== DIRECTIONS ==
Calculate how many lines in the following records hold the word "content", and report that number without comment.

== DATA SHOWN ==
- - -

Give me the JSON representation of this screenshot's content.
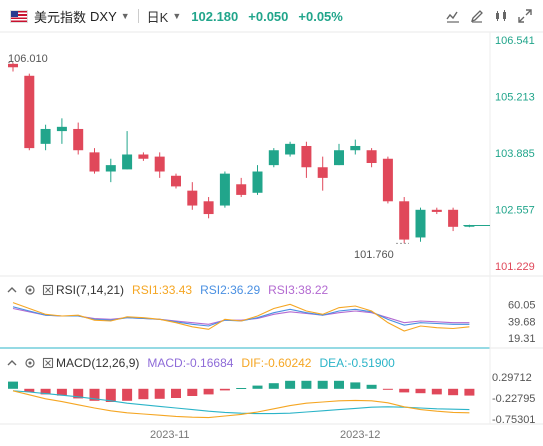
{
  "header": {
    "name": "美元指数",
    "symbol": "DXY",
    "period": "日K",
    "price": "102.180",
    "change": "+0.050",
    "change_pct": "+0.05%"
  },
  "colors": {
    "up": "#21a58b",
    "down": "#e0485a",
    "price_axis": "#21a58b",
    "price_axis_low": "#e0485a"
  },
  "price_axis": [
    "106.541",
    "105.213",
    "103.885",
    "102.557",
    "101.229"
  ],
  "annotations": {
    "high": "106.010",
    "low": "101.760"
  },
  "rsi": {
    "label": "RSI(7,14,21)",
    "rsi1": "RSI1:33.43",
    "rsi2": "RSI2:36.29",
    "rsi3": "RSI3:38.22",
    "axis": [
      "60.05",
      "39.68",
      "19.31"
    ],
    "colors": {
      "rsi1": "#f5a623",
      "rsi2": "#4a90e2",
      "rsi3": "#b36ad1"
    }
  },
  "macd": {
    "label": "MACD(12,26,9)",
    "macd": "MACD:-0.16684",
    "dif": "DIF:-0.60242",
    "dea": "DEA:-0.51900",
    "axis": [
      "0.29712",
      "-0.22795",
      "-0.75301"
    ],
    "colors": {
      "macd": "#8e6bd8",
      "dif": "#f5a623",
      "dea": "#2bb4c8"
    }
  },
  "x_axis": [
    "2023-11",
    "2023-12"
  ],
  "chart_data": {
    "type": "candlestick",
    "y_range": [
      101.229,
      106.541
    ],
    "candles": [
      {
        "o": 105.98,
        "c": 105.9,
        "h": 106.01,
        "l": 105.8
      },
      {
        "o": 105.7,
        "c": 104.0,
        "h": 105.75,
        "l": 103.95
      },
      {
        "o": 104.1,
        "c": 104.45,
        "h": 104.55,
        "l": 103.95
      },
      {
        "o": 104.4,
        "c": 104.5,
        "h": 104.7,
        "l": 104.1
      },
      {
        "o": 104.45,
        "c": 103.95,
        "h": 104.6,
        "l": 103.85
      },
      {
        "o": 103.9,
        "c": 103.45,
        "h": 104.0,
        "l": 103.4
      },
      {
        "o": 103.45,
        "c": 103.6,
        "h": 103.75,
        "l": 103.2
      },
      {
        "o": 103.5,
        "c": 103.85,
        "h": 104.4,
        "l": 103.5
      },
      {
        "o": 103.85,
        "c": 103.75,
        "h": 103.9,
        "l": 103.7
      },
      {
        "o": 103.8,
        "c": 103.45,
        "h": 103.9,
        "l": 103.3
      },
      {
        "o": 103.35,
        "c": 103.1,
        "h": 103.4,
        "l": 103.05
      },
      {
        "o": 103.0,
        "c": 102.65,
        "h": 103.2,
        "l": 102.55
      },
      {
        "o": 102.75,
        "c": 102.45,
        "h": 102.85,
        "l": 102.35
      },
      {
        "o": 102.65,
        "c": 103.4,
        "h": 103.45,
        "l": 102.6
      },
      {
        "o": 103.15,
        "c": 102.9,
        "h": 103.3,
        "l": 102.85
      },
      {
        "o": 102.95,
        "c": 103.45,
        "h": 103.6,
        "l": 102.9
      },
      {
        "o": 103.6,
        "c": 103.95,
        "h": 104.0,
        "l": 103.55
      },
      {
        "o": 103.85,
        "c": 104.1,
        "h": 104.15,
        "l": 103.8
      },
      {
        "o": 104.05,
        "c": 103.55,
        "h": 104.15,
        "l": 103.3
      },
      {
        "o": 103.55,
        "c": 103.3,
        "h": 103.8,
        "l": 103.0
      },
      {
        "o": 103.6,
        "c": 103.95,
        "h": 104.1,
        "l": 103.6
      },
      {
        "o": 103.95,
        "c": 104.05,
        "h": 104.2,
        "l": 103.85
      },
      {
        "o": 103.95,
        "c": 103.65,
        "h": 104.0,
        "l": 103.55
      },
      {
        "o": 103.75,
        "c": 102.75,
        "h": 103.8,
        "l": 102.7
      },
      {
        "o": 102.75,
        "c": 101.85,
        "h": 102.85,
        "l": 101.76
      },
      {
        "o": 101.9,
        "c": 102.55,
        "h": 102.6,
        "l": 101.8
      },
      {
        "o": 102.55,
        "c": 102.5,
        "h": 102.6,
        "l": 102.45
      },
      {
        "o": 102.55,
        "c": 102.15,
        "h": 102.6,
        "l": 102.05
      },
      {
        "o": 102.16,
        "c": 102.18,
        "h": 102.2,
        "l": 102.14
      }
    ],
    "rsi_series": {
      "rsi1": [
        62,
        55,
        48,
        46,
        47,
        41,
        40,
        45,
        44,
        42,
        38,
        33,
        30,
        42,
        40,
        46,
        55,
        60,
        52,
        48,
        56,
        58,
        52,
        38,
        28,
        34,
        32,
        31,
        33
      ],
      "rsi2": [
        57,
        52,
        47,
        46,
        46,
        42,
        41,
        44,
        43,
        42,
        39,
        36,
        34,
        41,
        40,
        44,
        50,
        54,
        50,
        47,
        52,
        54,
        51,
        42,
        35,
        38,
        37,
        36,
        36
      ],
      "rsi3": [
        55,
        51,
        47,
        46,
        46,
        43,
        42,
        44,
        43,
        42,
        40,
        38,
        36,
        41,
        41,
        43,
        48,
        51,
        49,
        47,
        50,
        52,
        50,
        44,
        38,
        40,
        39,
        38,
        38
      ]
    },
    "macd_series": {
      "hist": [
        0.18,
        -0.08,
        -0.14,
        -0.17,
        -0.24,
        -0.3,
        -0.33,
        -0.3,
        -0.26,
        -0.25,
        -0.23,
        -0.18,
        -0.14,
        -0.04,
        0.02,
        0.08,
        0.14,
        0.2,
        0.2,
        0.2,
        0.2,
        0.16,
        0.1,
        -0.02,
        -0.09,
        -0.11,
        -0.14,
        -0.16,
        -0.17
      ],
      "dif": [
        -0.05,
        -0.15,
        -0.25,
        -0.32,
        -0.4,
        -0.48,
        -0.55,
        -0.6,
        -0.63,
        -0.66,
        -0.69,
        -0.71,
        -0.72,
        -0.68,
        -0.64,
        -0.58,
        -0.5,
        -0.42,
        -0.36,
        -0.33,
        -0.3,
        -0.29,
        -0.3,
        -0.35,
        -0.45,
        -0.52,
        -0.56,
        -0.59,
        -0.6
      ],
      "dea": [
        -0.05,
        -0.08,
        -0.12,
        -0.16,
        -0.2,
        -0.25,
        -0.3,
        -0.36,
        -0.4,
        -0.44,
        -0.48,
        -0.52,
        -0.56,
        -0.59,
        -0.61,
        -0.62,
        -0.62,
        -0.61,
        -0.58,
        -0.55,
        -0.52,
        -0.49,
        -0.46,
        -0.45,
        -0.46,
        -0.48,
        -0.5,
        -0.51,
        -0.52
      ]
    }
  }
}
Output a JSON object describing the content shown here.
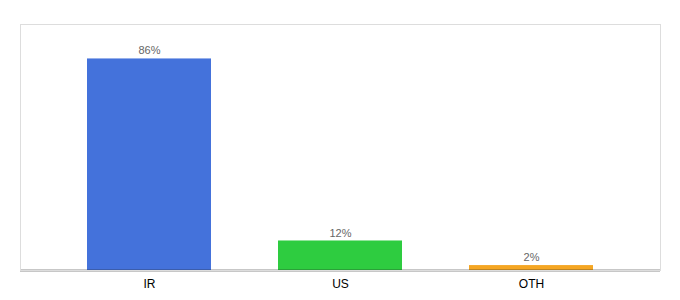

- - -

== ANSWER TO THE TASK ==
2